TEXT EXCERPT:

★ ★ ★

Promon security researchers have found proof of a dangerous Android vulnerability, dubbed ‘StrandHogg’, that allows real-life malware to pose as legitimate apps, with users unaware they are being targeted.
What's the impact?
The vulnerability makes it possible for a malicious app to ask for permissions while pretending to be the legitimate app. An attacker can ask for access to any permission, including SMS, photos, microphone, and GPS, allowing them to read messages, view photos, eavesdrop, and track the victim’s movements. The attack can be designed to request permissions which would be natural for different targeted apps to request, in turn lowering suspicion from victims. Users are unaware that they are giving permission to the hacker and not the authentic app they believe they are using.

★ ★ ★

INPUT DATA:
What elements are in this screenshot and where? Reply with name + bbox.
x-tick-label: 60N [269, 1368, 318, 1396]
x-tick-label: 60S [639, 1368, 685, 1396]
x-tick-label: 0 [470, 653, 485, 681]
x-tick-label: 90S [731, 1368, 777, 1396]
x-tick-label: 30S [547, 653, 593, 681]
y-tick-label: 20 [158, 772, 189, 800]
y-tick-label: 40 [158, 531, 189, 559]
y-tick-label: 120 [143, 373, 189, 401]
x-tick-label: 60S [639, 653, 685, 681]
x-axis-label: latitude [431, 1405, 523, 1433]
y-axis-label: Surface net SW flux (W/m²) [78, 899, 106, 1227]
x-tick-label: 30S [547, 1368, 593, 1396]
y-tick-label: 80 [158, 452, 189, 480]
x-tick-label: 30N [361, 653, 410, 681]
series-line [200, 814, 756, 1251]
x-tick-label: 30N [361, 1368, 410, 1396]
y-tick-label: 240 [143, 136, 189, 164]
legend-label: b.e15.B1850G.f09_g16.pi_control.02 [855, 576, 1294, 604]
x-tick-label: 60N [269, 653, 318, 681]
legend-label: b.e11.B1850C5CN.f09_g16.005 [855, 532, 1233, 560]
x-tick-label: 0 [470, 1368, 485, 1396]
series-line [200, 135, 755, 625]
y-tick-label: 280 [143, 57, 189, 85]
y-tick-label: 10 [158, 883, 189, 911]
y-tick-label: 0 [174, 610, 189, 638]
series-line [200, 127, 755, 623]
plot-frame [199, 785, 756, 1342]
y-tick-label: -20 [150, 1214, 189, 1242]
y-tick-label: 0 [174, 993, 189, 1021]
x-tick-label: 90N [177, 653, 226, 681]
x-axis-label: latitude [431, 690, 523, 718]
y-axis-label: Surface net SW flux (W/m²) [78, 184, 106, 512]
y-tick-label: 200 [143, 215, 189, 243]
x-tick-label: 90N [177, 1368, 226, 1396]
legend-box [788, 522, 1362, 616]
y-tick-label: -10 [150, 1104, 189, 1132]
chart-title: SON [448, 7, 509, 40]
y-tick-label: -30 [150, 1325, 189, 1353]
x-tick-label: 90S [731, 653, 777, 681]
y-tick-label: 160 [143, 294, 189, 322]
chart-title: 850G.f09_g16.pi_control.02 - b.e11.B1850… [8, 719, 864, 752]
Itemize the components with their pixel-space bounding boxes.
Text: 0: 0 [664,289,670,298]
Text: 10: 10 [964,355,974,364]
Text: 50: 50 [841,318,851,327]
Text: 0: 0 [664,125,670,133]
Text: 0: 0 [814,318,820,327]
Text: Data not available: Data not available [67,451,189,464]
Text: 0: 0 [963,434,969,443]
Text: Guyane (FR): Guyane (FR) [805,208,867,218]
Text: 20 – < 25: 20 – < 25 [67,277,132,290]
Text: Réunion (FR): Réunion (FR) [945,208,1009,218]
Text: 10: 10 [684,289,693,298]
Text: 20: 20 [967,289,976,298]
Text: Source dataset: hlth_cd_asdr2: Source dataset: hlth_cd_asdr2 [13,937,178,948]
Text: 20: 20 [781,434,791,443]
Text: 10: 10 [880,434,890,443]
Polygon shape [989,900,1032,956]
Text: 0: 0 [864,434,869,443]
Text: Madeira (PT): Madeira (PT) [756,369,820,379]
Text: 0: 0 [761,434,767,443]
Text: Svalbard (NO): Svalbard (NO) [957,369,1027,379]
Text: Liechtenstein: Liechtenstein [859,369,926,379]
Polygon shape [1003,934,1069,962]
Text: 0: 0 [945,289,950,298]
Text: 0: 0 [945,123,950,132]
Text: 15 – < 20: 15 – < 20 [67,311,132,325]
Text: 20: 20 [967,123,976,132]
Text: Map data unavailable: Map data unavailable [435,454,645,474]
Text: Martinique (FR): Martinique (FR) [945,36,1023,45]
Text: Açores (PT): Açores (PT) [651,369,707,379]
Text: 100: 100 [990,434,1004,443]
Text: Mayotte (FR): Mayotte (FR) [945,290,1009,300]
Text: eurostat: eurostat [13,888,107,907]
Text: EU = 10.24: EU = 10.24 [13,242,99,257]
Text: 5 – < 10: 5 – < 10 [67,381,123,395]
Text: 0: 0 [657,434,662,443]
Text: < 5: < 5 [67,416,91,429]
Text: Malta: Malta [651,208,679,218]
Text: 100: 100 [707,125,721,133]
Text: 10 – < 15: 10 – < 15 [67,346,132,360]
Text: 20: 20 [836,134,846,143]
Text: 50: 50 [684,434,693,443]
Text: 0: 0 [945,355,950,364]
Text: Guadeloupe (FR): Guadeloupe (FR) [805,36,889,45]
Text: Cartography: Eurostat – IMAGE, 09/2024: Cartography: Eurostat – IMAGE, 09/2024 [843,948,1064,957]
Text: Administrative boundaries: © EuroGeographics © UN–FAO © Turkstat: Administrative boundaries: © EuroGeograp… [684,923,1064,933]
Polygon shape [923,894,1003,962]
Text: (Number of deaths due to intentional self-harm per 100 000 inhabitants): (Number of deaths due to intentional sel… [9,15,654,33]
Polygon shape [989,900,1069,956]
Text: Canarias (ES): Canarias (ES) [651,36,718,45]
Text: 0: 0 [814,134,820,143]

★ ★ ★

EXERCISE INSTRUCTIONS:
1. Translate this sentence from the text on the StrandHogg vulnerability into Spanish: "Users are unaware that they are giving permission to the hacker and not the authentic app they believe they are using."
2. Carry on the text on the StrandHogg Android vulnerability, starting after its final sentence.

RESULTS BY TASK:
1. Los usuarios no saben que están dando permiso al hacker y no a la aplicación auténtica que creen estar usando.

2.
- All versions of Android affected, incl. Android 10*
- All top 500 most popular apps are at risk*
- Real-life malware is exploiting the vulnerability
- 36 malicious apps exploiting the vulnerability was identified*
- The vulnerability can be exploited without root access
StrandHogg, unique because it enables sophisticated attacks without the need for a device to be rooted, uses a weakness in the multitasking system of Android to enact powerful attacks that allows malicious apps to masquerade as any other app on the device. This exploit is based on an Android control setting called ‘taskAffinity’ which allows any app – including malicious ones – to freely assume any identity in the multitasking system they desire.